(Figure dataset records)
[Start]

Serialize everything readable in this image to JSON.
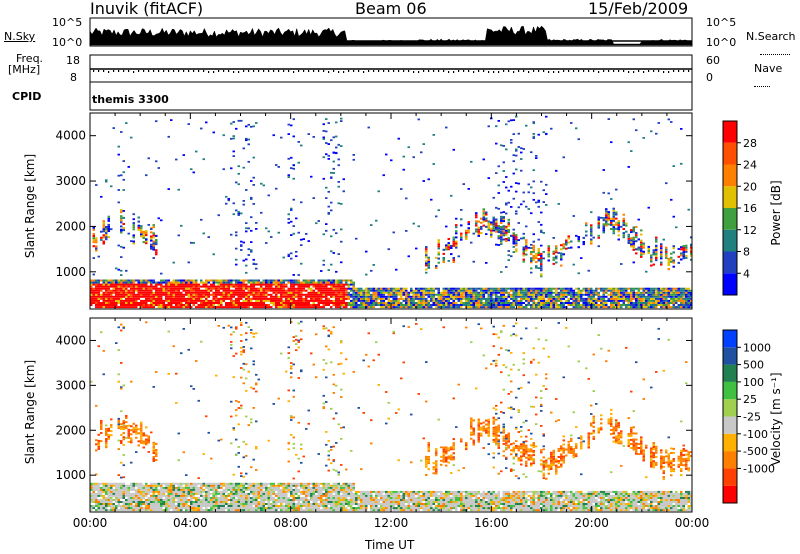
{
  "header": {
    "station": "Inuvik (fitACF)",
    "beam": "Beam 06",
    "date": "15/Feb/2009"
  },
  "panels": {
    "nsky_label": "N.Sky",
    "nsky_ticks": [
      "10^5",
      "10^0"
    ],
    "nsearch_label": "N.Search",
    "nsearch_ticks": [
      "10^5",
      "10^0"
    ],
    "freq_label": "Freq.",
    "freq_unit": "[MHz]",
    "freq_ticks": [
      "18",
      "8"
    ],
    "nave_label": "Nave",
    "nave_ticks": [
      "60",
      "0"
    ],
    "cpid_label": "CPID",
    "cpid_value": "themis 3300"
  },
  "colors": {
    "power_scale": [
      "#0000ff",
      "#2040c0",
      "#208080",
      "#40a040",
      "#e0c000",
      "#ff8000",
      "#ff5000",
      "#ff0000"
    ],
    "velocity_scale": [
      "#ff0000",
      "#ff4000",
      "#ff8000",
      "#ffb000",
      "#c8c8c8",
      "#a0d050",
      "#40c040",
      "#208050",
      "#2050a0",
      "#0040ff"
    ]
  },
  "chart_data": [
    {
      "type": "heatmap",
      "title": "",
      "xlabel": "Time UT",
      "ylabel": "Slant Range [km]",
      "x_ticks": [
        "00:00",
        "04:00",
        "08:00",
        "12:00",
        "16:00",
        "20:00",
        "00:00"
      ],
      "x_range_hours": [
        0,
        24
      ],
      "y_ticks": [
        1000,
        2000,
        3000,
        4000
      ],
      "ylim": [
        180,
        4500
      ],
      "colorbar": {
        "label": "Power [dB]",
        "ticks": [
          "4",
          "8",
          "12",
          "16",
          "20",
          "24",
          "28"
        ],
        "range": [
          0,
          30
        ]
      }
    },
    {
      "type": "heatmap",
      "title": "",
      "xlabel": "Time UT",
      "ylabel": "Slant Range [km]",
      "x_ticks": [
        "00:00",
        "04:00",
        "08:00",
        "12:00",
        "16:00",
        "20:00",
        "00:00"
      ],
      "x_range_hours": [
        0,
        24
      ],
      "y_ticks": [
        1000,
        2000,
        3000,
        4000
      ],
      "ylim": [
        180,
        4500
      ],
      "colorbar": {
        "label": "Velocity [m s⁻¹]",
        "ticks": [
          "1000",
          "500",
          "100",
          "25",
          "-25",
          "-100",
          "-500",
          "-1000"
        ],
        "range": [
          -1000,
          1000
        ]
      }
    }
  ]
}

[End]

Given task →
Copy out the records above in full, exactly as written, but not the pictures.

Task response →
Serialize everything readable in this image to JSON.
{
  "header": {
    "station": "Inuvik (fitACF)",
    "beam": "Beam 06",
    "date": "15/Feb/2009"
  },
  "panels": {
    "nsky_label": "N.Sky",
    "nsky_ticks": [
      "10^5",
      "10^0"
    ],
    "nsearch_label": "N.Search",
    "nsearch_ticks": [
      "10^5",
      "10^0"
    ],
    "freq_label": "Freq.",
    "freq_unit": "[MHz]",
    "freq_ticks": [
      "18",
      "8"
    ],
    "nave_label": "Nave",
    "nave_ticks": [
      "60",
      "0"
    ],
    "cpid_label": "CPID",
    "cpid_value": "themis 3300"
  },
  "colors": {
    "power_scale": [
      "#0000ff",
      "#2040c0",
      "#208080",
      "#40a040",
      "#e0c000",
      "#ff8000",
      "#ff5000",
      "#ff0000"
    ],
    "velocity_scale": [
      "#ff0000",
      "#ff4000",
      "#ff8000",
      "#ffb000",
      "#c8c8c8",
      "#a0d050",
      "#40c040",
      "#208050",
      "#2050a0",
      "#0040ff"
    ]
  },
  "chart_data": [
    {
      "type": "heatmap",
      "title": "",
      "xlabel": "Time UT",
      "ylabel": "Slant Range [km]",
      "x_ticks": [
        "00:00",
        "04:00",
        "08:00",
        "12:00",
        "16:00",
        "20:00",
        "00:00"
      ],
      "x_range_hours": [
        0,
        24
      ],
      "y_ticks": [
        1000,
        2000,
        3000,
        4000
      ],
      "ylim": [
        180,
        4500
      ],
      "colorbar": {
        "label": "Power [dB]",
        "ticks": [
          "4",
          "8",
          "12",
          "16",
          "20",
          "24",
          "28"
        ],
        "range": [
          0,
          30
        ]
      }
    },
    {
      "type": "heatmap",
      "title": "",
      "xlabel": "Time UT",
      "ylabel": "Slant Range [km]",
      "x_ticks": [
        "00:00",
        "04:00",
        "08:00",
        "12:00",
        "16:00",
        "20:00",
        "00:00"
      ],
      "x_range_hours": [
        0,
        24
      ],
      "y_ticks": [
        1000,
        2000,
        3000,
        4000
      ],
      "ylim": [
        180,
        4500
      ],
      "colorbar": {
        "label": "Velocity [m s⁻¹]",
        "ticks": [
          "1000",
          "500",
          "100",
          "25",
          "-25",
          "-100",
          "-500",
          "-1000"
        ],
        "range": [
          -1000,
          1000
        ]
      }
    }
  ]
}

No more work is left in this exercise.